⟨

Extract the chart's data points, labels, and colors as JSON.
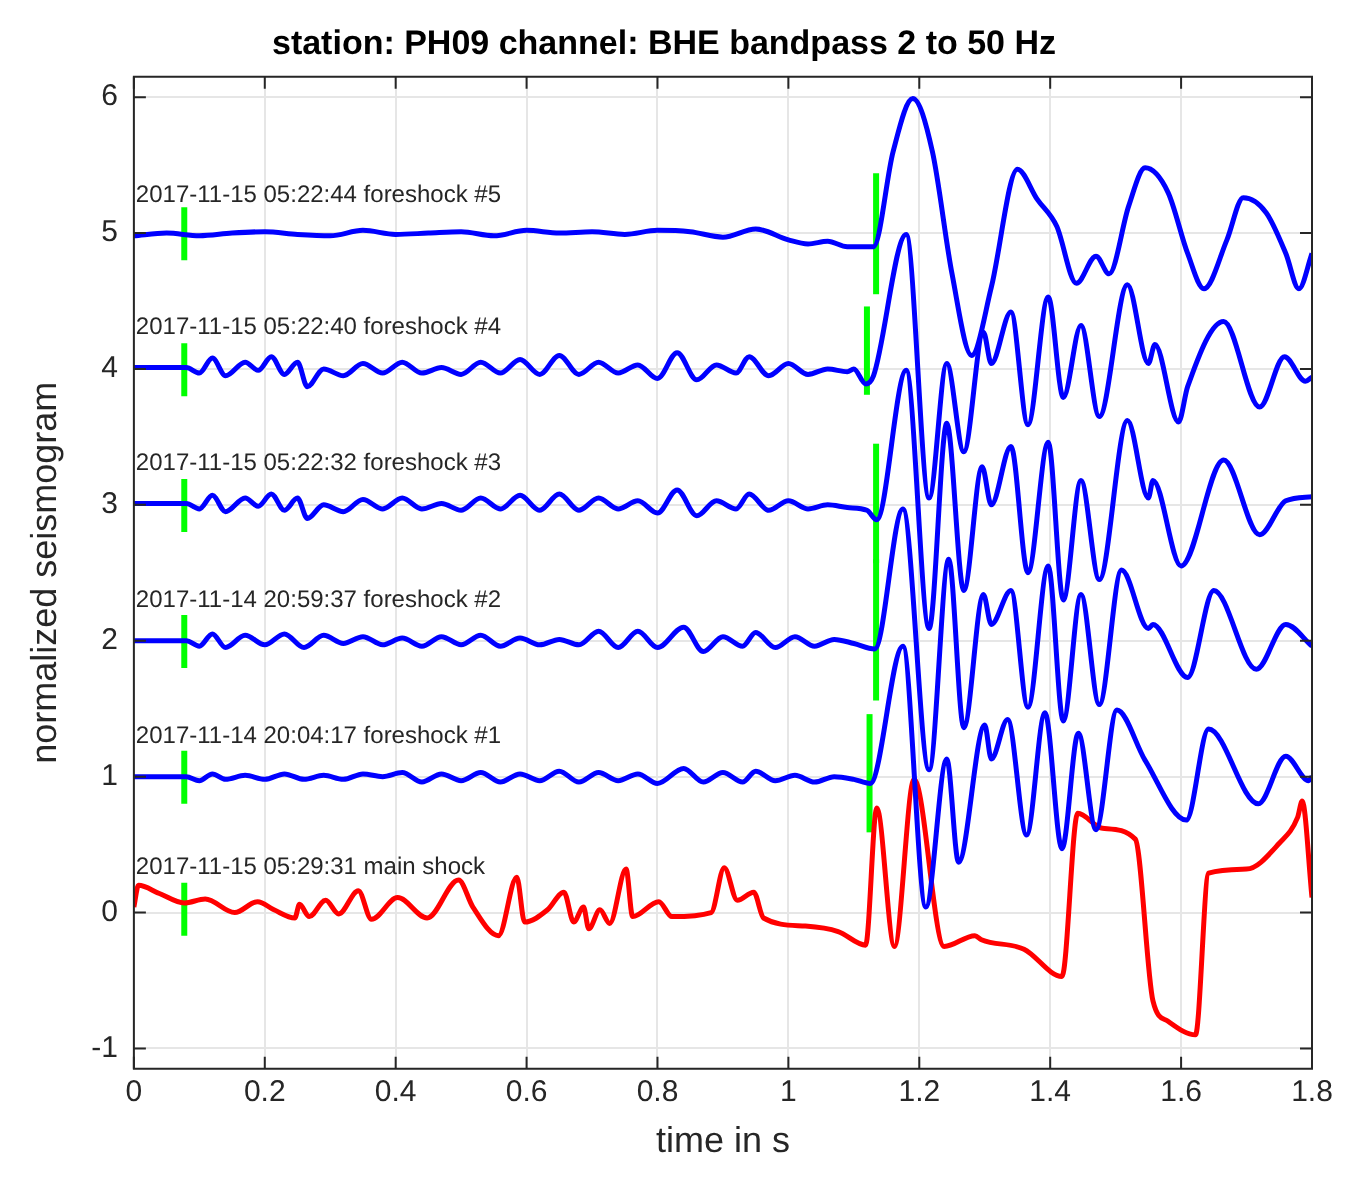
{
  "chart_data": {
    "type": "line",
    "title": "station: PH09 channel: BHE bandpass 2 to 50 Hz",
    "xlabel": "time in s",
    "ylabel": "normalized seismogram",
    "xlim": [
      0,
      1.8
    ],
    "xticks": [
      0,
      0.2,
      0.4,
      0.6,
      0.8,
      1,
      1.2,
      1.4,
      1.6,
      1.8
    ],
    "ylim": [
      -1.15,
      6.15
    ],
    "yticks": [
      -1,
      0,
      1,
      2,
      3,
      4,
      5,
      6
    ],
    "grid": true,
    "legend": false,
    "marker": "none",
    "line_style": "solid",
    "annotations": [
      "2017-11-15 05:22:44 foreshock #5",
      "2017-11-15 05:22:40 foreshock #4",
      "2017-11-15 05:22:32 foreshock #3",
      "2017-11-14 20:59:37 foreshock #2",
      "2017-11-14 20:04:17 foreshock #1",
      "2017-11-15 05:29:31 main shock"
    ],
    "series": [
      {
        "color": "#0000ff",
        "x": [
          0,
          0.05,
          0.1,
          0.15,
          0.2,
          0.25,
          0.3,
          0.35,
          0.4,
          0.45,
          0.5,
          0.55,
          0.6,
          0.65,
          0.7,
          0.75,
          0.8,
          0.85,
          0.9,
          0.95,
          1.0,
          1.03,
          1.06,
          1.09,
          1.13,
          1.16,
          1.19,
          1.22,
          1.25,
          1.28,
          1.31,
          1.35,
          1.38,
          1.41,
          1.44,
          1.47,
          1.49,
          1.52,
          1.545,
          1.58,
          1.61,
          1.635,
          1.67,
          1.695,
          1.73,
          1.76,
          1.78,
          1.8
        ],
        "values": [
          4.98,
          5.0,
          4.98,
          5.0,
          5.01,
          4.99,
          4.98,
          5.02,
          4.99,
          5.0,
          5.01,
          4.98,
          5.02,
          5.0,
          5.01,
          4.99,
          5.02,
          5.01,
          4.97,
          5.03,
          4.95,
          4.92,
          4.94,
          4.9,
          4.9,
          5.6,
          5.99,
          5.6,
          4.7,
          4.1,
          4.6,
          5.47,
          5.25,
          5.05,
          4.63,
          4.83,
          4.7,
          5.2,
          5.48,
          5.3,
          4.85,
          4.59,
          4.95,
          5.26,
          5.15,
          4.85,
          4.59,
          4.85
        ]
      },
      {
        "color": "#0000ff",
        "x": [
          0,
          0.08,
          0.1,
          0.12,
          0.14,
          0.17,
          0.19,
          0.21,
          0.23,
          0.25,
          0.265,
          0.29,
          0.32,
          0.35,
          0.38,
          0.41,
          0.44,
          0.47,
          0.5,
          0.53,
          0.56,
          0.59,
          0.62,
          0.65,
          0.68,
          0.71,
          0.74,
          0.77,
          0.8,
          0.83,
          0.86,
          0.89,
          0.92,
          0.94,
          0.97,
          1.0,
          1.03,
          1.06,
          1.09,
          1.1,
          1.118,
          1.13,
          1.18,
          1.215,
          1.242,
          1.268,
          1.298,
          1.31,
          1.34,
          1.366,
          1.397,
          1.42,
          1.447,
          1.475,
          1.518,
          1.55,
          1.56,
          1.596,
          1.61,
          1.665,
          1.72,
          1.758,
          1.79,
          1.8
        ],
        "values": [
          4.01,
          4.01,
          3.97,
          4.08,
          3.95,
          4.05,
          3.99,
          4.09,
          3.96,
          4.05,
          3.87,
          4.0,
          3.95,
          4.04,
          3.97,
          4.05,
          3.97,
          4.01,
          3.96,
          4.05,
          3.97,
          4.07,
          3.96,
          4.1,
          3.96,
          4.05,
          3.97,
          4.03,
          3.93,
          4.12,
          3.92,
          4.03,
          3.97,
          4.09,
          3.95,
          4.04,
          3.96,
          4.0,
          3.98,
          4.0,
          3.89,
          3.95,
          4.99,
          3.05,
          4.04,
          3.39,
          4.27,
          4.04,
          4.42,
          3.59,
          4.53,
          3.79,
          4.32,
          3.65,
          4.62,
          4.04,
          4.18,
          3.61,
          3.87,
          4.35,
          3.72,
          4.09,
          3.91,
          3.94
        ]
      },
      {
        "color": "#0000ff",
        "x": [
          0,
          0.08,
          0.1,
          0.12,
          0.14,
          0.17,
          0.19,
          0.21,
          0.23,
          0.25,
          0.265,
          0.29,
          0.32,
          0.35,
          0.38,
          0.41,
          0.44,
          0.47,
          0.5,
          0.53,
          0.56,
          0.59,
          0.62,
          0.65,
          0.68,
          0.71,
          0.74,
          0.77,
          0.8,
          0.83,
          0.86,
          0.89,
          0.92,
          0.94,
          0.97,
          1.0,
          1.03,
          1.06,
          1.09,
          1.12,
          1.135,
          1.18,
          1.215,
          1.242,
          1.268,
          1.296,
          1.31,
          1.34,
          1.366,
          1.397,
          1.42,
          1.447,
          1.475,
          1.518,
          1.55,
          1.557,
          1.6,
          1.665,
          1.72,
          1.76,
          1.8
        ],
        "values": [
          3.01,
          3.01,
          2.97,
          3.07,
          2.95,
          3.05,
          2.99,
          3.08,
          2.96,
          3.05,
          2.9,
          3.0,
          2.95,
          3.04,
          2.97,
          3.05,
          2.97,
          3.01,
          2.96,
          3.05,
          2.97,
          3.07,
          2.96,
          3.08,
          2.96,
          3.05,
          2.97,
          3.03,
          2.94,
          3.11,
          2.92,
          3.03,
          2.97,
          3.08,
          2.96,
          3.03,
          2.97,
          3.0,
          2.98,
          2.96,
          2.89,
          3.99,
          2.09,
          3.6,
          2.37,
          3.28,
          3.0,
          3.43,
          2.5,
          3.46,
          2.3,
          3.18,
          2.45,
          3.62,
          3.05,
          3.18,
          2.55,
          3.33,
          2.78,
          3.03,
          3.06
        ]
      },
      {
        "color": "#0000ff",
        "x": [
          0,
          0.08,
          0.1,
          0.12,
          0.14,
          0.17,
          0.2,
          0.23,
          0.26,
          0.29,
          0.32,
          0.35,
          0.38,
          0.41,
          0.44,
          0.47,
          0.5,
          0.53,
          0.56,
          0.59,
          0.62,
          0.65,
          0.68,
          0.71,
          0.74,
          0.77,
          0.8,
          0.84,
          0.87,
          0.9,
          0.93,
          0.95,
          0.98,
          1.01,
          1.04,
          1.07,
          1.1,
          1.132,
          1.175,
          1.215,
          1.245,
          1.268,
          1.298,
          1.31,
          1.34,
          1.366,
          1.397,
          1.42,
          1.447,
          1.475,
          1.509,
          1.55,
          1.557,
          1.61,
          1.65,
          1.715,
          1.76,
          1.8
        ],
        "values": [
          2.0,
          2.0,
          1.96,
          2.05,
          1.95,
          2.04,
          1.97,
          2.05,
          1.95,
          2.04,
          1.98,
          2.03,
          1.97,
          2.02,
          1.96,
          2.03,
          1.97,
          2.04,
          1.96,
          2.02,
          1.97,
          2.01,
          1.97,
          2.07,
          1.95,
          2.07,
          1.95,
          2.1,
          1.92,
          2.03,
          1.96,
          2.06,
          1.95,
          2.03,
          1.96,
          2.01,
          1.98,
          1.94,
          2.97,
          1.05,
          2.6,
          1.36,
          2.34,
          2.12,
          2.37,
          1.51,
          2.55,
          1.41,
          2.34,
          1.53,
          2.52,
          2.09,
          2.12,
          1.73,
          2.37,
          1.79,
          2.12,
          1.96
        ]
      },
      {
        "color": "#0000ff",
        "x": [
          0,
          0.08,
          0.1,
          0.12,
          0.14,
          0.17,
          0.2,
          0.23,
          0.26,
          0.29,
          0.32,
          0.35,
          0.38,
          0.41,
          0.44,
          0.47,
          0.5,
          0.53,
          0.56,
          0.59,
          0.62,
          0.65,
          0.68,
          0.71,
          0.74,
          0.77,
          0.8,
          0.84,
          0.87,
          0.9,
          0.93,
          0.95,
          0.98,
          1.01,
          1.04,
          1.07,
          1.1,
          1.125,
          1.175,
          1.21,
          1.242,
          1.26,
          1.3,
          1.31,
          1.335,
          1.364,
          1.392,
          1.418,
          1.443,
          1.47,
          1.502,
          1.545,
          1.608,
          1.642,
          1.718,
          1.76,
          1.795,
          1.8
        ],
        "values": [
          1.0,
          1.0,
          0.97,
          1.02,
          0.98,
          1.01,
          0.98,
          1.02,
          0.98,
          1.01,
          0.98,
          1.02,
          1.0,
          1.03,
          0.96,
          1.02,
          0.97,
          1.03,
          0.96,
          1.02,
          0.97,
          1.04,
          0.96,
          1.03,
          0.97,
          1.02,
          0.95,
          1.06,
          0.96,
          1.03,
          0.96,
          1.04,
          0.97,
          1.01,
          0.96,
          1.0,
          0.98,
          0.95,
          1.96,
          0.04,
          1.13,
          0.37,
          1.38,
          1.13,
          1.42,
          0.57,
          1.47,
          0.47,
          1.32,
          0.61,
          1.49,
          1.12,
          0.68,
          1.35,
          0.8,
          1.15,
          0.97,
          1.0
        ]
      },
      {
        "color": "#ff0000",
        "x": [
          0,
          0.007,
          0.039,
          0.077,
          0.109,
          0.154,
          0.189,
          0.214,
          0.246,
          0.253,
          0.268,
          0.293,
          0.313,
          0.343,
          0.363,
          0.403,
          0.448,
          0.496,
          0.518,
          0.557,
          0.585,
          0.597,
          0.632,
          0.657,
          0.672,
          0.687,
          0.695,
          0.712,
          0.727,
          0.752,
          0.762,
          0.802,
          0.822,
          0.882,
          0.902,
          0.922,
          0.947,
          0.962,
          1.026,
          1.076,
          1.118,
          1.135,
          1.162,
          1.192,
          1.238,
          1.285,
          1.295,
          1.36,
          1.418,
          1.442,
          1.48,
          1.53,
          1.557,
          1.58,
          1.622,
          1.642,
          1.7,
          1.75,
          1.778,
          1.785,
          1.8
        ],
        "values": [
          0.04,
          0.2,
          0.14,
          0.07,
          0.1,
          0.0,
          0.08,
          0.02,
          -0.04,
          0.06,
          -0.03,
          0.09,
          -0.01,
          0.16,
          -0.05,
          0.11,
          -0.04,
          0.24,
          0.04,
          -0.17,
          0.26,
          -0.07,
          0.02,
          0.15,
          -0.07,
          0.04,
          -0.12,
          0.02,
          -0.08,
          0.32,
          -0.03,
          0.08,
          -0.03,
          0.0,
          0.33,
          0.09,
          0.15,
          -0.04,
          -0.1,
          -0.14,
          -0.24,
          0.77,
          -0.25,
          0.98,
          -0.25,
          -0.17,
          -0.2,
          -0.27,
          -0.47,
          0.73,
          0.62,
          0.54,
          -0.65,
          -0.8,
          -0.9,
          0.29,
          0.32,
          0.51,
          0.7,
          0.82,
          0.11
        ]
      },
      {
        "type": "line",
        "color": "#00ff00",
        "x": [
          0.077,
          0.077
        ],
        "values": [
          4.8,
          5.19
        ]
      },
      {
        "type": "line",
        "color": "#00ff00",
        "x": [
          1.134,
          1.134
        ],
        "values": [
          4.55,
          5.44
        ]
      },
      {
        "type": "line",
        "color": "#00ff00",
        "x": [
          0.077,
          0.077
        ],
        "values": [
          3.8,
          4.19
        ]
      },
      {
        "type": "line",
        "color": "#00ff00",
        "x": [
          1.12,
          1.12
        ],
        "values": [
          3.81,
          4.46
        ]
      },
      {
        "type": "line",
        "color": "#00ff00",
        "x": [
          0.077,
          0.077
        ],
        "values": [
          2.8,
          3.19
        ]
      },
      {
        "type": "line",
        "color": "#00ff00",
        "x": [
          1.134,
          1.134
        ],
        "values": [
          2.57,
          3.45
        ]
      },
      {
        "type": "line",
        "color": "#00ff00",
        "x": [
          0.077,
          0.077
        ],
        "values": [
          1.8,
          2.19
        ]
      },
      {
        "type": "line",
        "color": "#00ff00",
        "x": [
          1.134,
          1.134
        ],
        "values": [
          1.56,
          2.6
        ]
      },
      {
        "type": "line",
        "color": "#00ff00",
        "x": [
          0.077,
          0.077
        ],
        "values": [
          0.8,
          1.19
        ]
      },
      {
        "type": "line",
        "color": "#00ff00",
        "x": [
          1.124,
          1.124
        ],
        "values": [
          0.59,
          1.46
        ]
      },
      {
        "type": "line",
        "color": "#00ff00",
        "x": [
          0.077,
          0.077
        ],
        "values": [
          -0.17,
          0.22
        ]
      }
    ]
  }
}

⟩

Filter the records down to the lines that contain the string "foreshock", and copy those lines.

» **Task solution**:
      "2017-11-15 05:22:44 foreshock #5",
      "2017-11-15 05:22:40 foreshock #4",
      "2017-11-15 05:22:32 foreshock #3",
      "2017-11-14 20:59:37 foreshock #2",
      "2017-11-14 20:04:17 foreshock #1",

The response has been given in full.